What needs to be done:
Count, in the entries, the lines with "редакции". Answer with the number only.

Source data

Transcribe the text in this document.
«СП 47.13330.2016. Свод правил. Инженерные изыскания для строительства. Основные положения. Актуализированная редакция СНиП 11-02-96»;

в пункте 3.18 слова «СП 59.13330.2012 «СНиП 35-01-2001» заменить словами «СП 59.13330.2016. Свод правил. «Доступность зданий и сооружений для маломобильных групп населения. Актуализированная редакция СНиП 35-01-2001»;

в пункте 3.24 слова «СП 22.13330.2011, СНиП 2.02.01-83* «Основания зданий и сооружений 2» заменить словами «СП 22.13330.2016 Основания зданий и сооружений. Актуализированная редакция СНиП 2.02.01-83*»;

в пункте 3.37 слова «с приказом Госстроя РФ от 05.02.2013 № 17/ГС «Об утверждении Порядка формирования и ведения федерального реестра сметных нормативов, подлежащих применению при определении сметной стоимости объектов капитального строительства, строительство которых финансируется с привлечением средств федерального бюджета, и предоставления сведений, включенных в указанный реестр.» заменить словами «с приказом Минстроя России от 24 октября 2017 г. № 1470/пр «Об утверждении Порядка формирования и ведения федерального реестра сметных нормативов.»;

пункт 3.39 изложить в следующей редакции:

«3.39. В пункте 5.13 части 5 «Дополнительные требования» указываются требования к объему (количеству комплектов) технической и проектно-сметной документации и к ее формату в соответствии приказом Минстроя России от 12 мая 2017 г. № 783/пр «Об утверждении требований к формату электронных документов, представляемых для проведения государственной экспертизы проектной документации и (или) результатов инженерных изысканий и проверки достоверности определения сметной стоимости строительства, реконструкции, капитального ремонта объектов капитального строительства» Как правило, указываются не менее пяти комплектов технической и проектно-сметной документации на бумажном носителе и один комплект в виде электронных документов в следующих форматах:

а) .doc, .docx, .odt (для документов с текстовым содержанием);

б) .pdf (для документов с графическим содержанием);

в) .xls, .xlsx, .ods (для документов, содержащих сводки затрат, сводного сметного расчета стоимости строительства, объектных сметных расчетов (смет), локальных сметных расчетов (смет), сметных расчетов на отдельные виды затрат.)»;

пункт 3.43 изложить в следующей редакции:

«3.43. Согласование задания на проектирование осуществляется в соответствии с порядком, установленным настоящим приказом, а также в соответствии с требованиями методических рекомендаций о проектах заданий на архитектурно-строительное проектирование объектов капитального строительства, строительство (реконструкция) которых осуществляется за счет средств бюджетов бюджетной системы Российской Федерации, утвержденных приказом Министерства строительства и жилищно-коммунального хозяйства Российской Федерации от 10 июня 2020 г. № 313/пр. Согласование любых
...
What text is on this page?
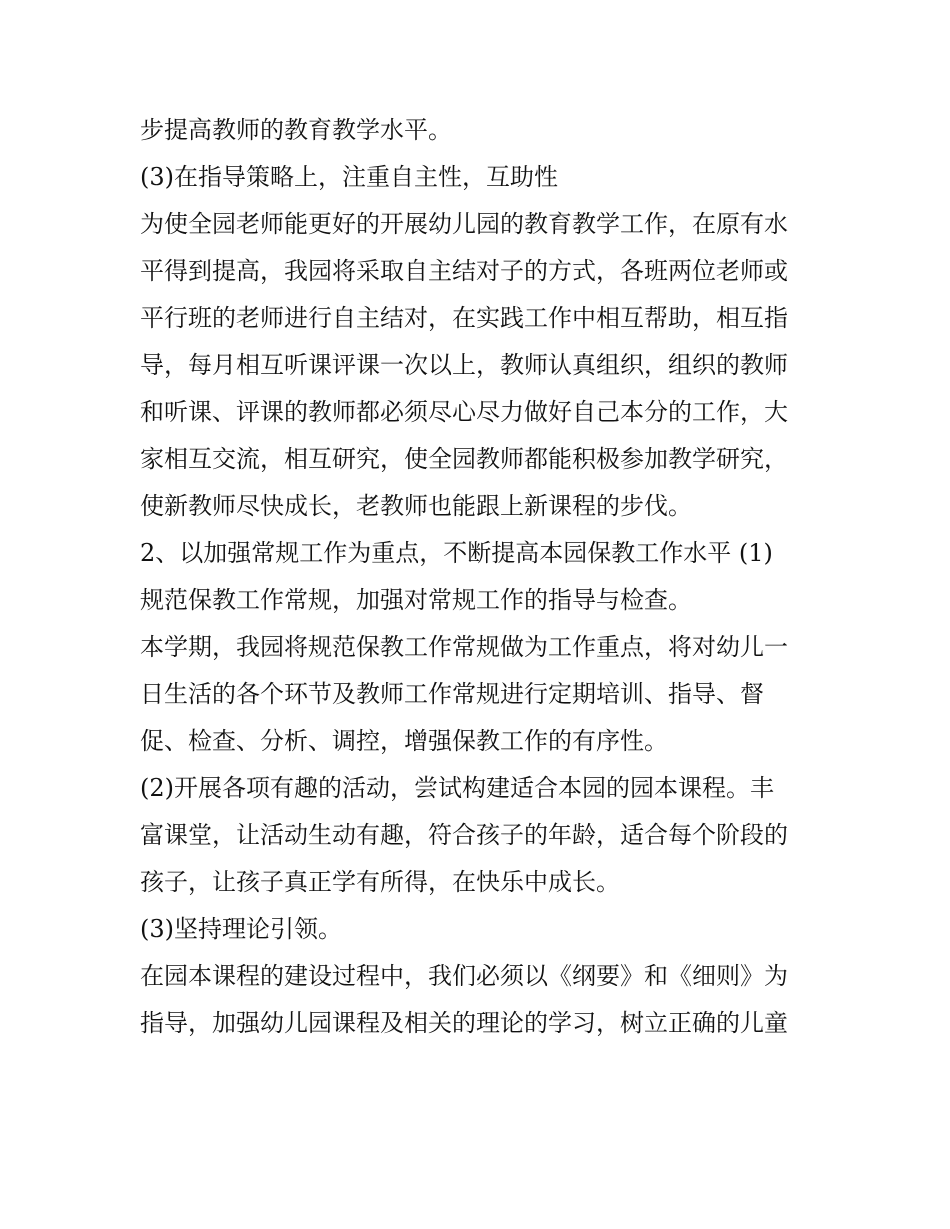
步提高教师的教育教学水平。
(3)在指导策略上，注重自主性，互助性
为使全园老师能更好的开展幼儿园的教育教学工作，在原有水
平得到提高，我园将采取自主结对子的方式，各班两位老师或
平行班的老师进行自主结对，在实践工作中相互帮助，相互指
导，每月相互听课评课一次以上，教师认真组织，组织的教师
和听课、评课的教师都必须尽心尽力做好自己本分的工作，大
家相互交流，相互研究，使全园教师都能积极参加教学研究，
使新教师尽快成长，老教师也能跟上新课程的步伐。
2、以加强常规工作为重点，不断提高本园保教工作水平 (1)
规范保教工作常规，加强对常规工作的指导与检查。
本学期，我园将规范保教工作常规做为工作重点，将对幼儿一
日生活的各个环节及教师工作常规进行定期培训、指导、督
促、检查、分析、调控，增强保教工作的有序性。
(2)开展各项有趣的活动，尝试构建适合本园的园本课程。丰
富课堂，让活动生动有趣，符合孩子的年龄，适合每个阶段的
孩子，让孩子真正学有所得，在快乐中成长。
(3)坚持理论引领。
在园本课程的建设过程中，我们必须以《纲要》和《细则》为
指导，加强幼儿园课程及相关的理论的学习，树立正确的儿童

Solution below:
2